- _REQUIRED TASK_: The required output is a single number: how many lines of the material contain the string "title".

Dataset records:
begin

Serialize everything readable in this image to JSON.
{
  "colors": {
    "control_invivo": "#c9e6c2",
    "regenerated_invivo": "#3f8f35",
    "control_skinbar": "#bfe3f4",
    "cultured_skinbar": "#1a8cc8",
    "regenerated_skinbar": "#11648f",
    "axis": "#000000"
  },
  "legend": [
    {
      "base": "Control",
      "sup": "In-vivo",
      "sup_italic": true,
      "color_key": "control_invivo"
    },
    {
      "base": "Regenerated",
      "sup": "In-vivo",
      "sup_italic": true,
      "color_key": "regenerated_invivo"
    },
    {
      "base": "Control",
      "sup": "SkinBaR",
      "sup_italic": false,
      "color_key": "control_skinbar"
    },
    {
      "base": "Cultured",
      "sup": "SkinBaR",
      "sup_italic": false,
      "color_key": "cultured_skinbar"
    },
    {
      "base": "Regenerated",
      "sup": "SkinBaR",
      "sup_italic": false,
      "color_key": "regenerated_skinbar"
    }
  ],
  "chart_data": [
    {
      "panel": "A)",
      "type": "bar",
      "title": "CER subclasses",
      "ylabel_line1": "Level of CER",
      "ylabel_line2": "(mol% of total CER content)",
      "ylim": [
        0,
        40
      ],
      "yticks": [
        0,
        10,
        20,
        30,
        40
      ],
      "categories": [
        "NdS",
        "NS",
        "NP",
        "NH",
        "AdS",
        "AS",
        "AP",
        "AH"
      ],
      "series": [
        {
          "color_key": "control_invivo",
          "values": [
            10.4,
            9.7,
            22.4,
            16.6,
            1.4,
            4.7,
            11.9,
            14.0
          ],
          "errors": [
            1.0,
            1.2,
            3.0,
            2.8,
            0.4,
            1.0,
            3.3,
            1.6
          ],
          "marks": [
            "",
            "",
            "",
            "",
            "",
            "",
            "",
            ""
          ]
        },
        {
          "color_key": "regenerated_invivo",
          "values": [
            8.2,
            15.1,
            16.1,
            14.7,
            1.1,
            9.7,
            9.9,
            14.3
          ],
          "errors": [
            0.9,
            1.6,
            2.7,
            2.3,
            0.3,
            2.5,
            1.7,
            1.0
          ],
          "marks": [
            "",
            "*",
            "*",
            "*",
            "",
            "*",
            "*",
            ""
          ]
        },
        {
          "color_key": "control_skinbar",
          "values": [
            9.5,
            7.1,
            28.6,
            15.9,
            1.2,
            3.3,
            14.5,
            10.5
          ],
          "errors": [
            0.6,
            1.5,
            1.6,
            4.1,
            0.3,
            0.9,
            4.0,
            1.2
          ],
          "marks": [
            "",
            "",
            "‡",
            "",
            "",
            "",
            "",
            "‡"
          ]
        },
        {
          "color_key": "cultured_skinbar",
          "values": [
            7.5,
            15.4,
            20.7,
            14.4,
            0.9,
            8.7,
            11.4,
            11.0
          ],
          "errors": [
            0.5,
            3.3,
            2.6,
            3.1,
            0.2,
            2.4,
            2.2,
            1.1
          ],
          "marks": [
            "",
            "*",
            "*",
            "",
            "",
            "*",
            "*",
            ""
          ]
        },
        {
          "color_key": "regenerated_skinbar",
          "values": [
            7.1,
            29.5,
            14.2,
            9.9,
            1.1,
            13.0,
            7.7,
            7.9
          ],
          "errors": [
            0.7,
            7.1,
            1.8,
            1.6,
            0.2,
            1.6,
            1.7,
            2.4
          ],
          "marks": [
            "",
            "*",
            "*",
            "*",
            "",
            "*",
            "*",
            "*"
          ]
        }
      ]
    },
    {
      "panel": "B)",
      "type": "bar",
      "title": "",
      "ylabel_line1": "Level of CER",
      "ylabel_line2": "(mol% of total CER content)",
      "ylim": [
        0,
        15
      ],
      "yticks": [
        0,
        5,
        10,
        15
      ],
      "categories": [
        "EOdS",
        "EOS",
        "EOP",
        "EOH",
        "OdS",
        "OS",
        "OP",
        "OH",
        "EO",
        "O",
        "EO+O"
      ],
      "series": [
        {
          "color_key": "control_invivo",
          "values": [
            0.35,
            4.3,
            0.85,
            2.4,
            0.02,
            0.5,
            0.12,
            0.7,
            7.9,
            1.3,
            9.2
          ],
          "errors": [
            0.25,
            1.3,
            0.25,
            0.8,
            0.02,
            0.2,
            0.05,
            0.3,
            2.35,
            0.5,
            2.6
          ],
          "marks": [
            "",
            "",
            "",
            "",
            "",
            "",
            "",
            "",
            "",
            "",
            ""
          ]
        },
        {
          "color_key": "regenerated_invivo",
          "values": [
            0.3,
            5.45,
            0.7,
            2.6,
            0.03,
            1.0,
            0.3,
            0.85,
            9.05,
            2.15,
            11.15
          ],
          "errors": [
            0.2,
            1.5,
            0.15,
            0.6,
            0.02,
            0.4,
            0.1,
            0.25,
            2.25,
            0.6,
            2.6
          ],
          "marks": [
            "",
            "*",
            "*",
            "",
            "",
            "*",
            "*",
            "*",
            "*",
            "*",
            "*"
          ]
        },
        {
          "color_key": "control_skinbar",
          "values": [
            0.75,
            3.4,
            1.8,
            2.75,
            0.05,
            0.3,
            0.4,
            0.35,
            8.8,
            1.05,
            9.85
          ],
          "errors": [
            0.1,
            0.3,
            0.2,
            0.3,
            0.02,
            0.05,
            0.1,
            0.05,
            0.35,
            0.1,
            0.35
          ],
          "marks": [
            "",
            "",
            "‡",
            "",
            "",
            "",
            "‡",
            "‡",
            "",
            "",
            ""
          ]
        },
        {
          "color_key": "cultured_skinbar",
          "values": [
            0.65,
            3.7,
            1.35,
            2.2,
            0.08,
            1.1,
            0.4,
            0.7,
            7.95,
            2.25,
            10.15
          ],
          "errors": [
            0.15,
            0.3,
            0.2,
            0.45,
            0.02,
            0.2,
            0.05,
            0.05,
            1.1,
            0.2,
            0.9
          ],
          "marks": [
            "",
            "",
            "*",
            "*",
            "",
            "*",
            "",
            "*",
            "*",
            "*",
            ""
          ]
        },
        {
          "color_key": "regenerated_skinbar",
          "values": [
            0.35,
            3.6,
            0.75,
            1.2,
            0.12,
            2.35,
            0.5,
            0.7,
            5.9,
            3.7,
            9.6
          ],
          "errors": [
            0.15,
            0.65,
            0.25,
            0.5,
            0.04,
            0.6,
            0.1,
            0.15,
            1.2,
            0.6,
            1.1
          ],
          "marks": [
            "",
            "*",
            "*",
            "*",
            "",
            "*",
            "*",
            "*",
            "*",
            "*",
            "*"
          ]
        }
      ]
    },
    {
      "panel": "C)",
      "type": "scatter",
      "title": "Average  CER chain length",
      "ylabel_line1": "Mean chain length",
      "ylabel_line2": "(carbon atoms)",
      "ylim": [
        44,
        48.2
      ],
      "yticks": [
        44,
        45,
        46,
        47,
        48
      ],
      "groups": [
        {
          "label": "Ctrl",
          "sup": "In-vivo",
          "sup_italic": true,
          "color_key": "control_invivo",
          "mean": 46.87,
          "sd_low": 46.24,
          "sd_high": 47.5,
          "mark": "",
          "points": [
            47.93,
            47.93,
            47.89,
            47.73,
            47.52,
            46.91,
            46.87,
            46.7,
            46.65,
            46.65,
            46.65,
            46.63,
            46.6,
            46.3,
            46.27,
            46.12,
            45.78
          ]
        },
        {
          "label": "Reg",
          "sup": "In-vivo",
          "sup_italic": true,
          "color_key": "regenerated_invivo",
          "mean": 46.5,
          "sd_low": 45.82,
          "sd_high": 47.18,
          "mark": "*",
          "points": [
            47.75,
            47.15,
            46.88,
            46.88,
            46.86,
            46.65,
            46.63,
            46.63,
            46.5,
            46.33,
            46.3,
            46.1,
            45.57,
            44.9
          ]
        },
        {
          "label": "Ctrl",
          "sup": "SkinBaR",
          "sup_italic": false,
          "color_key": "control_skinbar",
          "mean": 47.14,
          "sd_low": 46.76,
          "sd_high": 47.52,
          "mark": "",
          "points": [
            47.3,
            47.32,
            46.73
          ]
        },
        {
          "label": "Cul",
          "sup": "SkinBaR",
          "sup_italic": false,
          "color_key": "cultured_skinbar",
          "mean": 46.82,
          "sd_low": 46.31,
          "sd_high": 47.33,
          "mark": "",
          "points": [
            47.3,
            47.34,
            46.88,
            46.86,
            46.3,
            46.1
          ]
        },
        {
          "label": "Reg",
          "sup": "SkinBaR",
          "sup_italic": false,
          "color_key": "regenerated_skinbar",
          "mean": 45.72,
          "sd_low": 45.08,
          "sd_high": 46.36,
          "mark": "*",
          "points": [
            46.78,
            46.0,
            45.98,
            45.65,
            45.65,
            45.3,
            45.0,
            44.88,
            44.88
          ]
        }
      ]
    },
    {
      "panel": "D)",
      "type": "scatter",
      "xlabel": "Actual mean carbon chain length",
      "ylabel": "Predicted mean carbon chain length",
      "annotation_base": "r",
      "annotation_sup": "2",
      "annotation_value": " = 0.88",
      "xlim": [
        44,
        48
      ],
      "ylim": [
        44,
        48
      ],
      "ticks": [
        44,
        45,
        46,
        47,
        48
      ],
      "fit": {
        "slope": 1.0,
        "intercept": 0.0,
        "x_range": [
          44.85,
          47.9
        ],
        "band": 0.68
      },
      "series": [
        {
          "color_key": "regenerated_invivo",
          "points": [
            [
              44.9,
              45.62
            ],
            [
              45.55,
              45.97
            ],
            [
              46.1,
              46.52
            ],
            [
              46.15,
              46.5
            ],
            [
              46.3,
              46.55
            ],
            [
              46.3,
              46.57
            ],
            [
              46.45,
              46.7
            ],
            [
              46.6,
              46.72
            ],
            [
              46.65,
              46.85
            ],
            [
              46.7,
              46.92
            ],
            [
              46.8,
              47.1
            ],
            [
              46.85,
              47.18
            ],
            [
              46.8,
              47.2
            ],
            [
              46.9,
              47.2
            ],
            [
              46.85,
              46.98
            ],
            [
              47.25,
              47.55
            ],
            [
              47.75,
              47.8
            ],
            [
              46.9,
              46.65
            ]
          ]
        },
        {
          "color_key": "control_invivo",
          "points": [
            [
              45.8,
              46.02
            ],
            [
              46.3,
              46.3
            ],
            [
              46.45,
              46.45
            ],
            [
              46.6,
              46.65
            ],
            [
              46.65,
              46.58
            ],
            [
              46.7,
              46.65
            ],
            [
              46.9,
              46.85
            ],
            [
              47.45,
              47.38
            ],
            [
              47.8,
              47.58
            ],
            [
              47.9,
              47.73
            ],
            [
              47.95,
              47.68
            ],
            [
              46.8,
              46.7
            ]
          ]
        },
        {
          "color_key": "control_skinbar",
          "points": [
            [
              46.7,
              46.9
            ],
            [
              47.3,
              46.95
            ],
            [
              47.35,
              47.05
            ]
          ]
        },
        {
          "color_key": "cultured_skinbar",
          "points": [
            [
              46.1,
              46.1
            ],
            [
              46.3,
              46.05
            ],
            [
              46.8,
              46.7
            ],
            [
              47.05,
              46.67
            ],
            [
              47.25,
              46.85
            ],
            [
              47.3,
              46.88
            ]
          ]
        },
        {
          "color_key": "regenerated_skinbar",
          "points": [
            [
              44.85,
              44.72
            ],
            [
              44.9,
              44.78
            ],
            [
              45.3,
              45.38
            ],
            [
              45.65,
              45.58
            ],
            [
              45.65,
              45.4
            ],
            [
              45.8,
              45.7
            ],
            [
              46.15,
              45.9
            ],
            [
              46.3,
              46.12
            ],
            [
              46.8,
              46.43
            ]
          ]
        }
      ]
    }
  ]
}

end

- _REPLY TO THE EXERCISE_: 3